WORK REQUIRED: The records below must be written out exactly, with every picture left behind.

DATA FOR THIS EXERCISE:
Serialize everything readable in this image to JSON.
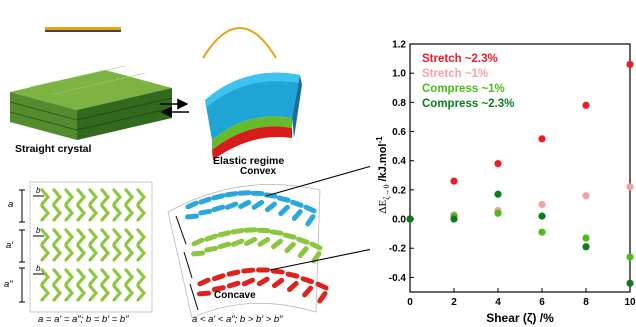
{
  "scheme": {
    "straight_label": "Straight crystal",
    "elastic_label": "Elastic regime",
    "convex_label": "Convex",
    "concave_label": "Concave",
    "left_formula": "a = a′ = a″; b = b′ = b″",
    "right_formula": "a < a′ < a″; b > b′ > b″",
    "layer_labels": [
      "a",
      "a′",
      "a″"
    ],
    "b_label": "b",
    "colors": {
      "blue": "#2aa7de",
      "green": "#8cc63f",
      "red": "#e0221f",
      "orange": "#e8a317"
    }
  },
  "chart_data": {
    "type": "scatter",
    "xlabel": "Shear (ζ) /%",
    "ylabel": "ΔE",
    "ylabel_sub": "ζ→0",
    "ylabel_unit": " /kJ.mol",
    "ylabel_sup": "-1",
    "xlim": [
      0,
      10
    ],
    "ylim": [
      -0.5,
      1.2
    ],
    "xticks": [
      "0",
      "2",
      "4",
      "6",
      "8",
      "10"
    ],
    "yticks": [
      "-0.4",
      "-0.2",
      "0.0",
      "0.2",
      "0.4",
      "0.6",
      "0.8",
      "1.0",
      "1.2"
    ],
    "legend_position": "top-left",
    "series": [
      {
        "name": "Stretch ~2.3%",
        "color": "#ee1c25",
        "x": [
          0,
          2,
          4,
          6,
          8,
          10
        ],
        "y": [
          0.0,
          0.26,
          0.38,
          0.55,
          0.78,
          1.06
        ]
      },
      {
        "name": "Stretch ~1%",
        "color": "#f4a3a3",
        "x": [
          0,
          2,
          4,
          6,
          8,
          10
        ],
        "y": [
          0.0,
          0.03,
          0.06,
          0.1,
          0.16,
          0.22
        ]
      },
      {
        "name": "Compress ~1%",
        "color": "#4cbb17",
        "x": [
          0,
          2,
          4,
          6,
          8,
          10
        ],
        "y": [
          0.0,
          0.02,
          0.04,
          -0.09,
          -0.13,
          -0.26
        ]
      },
      {
        "name": "Compress ~2.3%",
        "color": "#0a7d1e",
        "x": [
          0,
          2,
          4,
          6,
          8,
          10
        ],
        "y": [
          0.0,
          0.0,
          0.17,
          0.02,
          -0.19,
          -0.44
        ]
      }
    ]
  }
}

OUTPUT FOR THIS TASK:
Serialize everything readable in this image to JSON.
{
  "scheme": {
    "straight_label": "Straight crystal",
    "elastic_label": "Elastic regime",
    "convex_label": "Convex",
    "concave_label": "Concave",
    "left_formula": "a = a′ = a″; b = b′ = b″",
    "right_formula": "a < a′ < a″; b > b′ > b″",
    "layer_labels": [
      "a",
      "a′",
      "a″"
    ],
    "b_label": "b",
    "colors": {
      "blue": "#2aa7de",
      "green": "#8cc63f",
      "red": "#e0221f",
      "orange": "#e8a317"
    }
  },
  "chart_data": {
    "type": "scatter",
    "xlabel": "Shear (ζ) /%",
    "ylabel": "ΔE",
    "ylabel_sub": "ζ→0",
    "ylabel_unit": " /kJ.mol",
    "ylabel_sup": "-1",
    "xlim": [
      0,
      10
    ],
    "ylim": [
      -0.5,
      1.2
    ],
    "xticks": [
      "0",
      "2",
      "4",
      "6",
      "8",
      "10"
    ],
    "yticks": [
      "-0.4",
      "-0.2",
      "0.0",
      "0.2",
      "0.4",
      "0.6",
      "0.8",
      "1.0",
      "1.2"
    ],
    "legend_position": "top-left",
    "series": [
      {
        "name": "Stretch ~2.3%",
        "color": "#ee1c25",
        "x": [
          0,
          2,
          4,
          6,
          8,
          10
        ],
        "y": [
          0.0,
          0.26,
          0.38,
          0.55,
          0.78,
          1.06
        ]
      },
      {
        "name": "Stretch ~1%",
        "color": "#f4a3a3",
        "x": [
          0,
          2,
          4,
          6,
          8,
          10
        ],
        "y": [
          0.0,
          0.03,
          0.06,
          0.1,
          0.16,
          0.22
        ]
      },
      {
        "name": "Compress ~1%",
        "color": "#4cbb17",
        "x": [
          0,
          2,
          4,
          6,
          8,
          10
        ],
        "y": [
          0.0,
          0.02,
          0.04,
          -0.09,
          -0.13,
          -0.26
        ]
      },
      {
        "name": "Compress ~2.3%",
        "color": "#0a7d1e",
        "x": [
          0,
          2,
          4,
          6,
          8,
          10
        ],
        "y": [
          0.0,
          0.0,
          0.17,
          0.02,
          -0.19,
          -0.44
        ]
      }
    ]
  }
}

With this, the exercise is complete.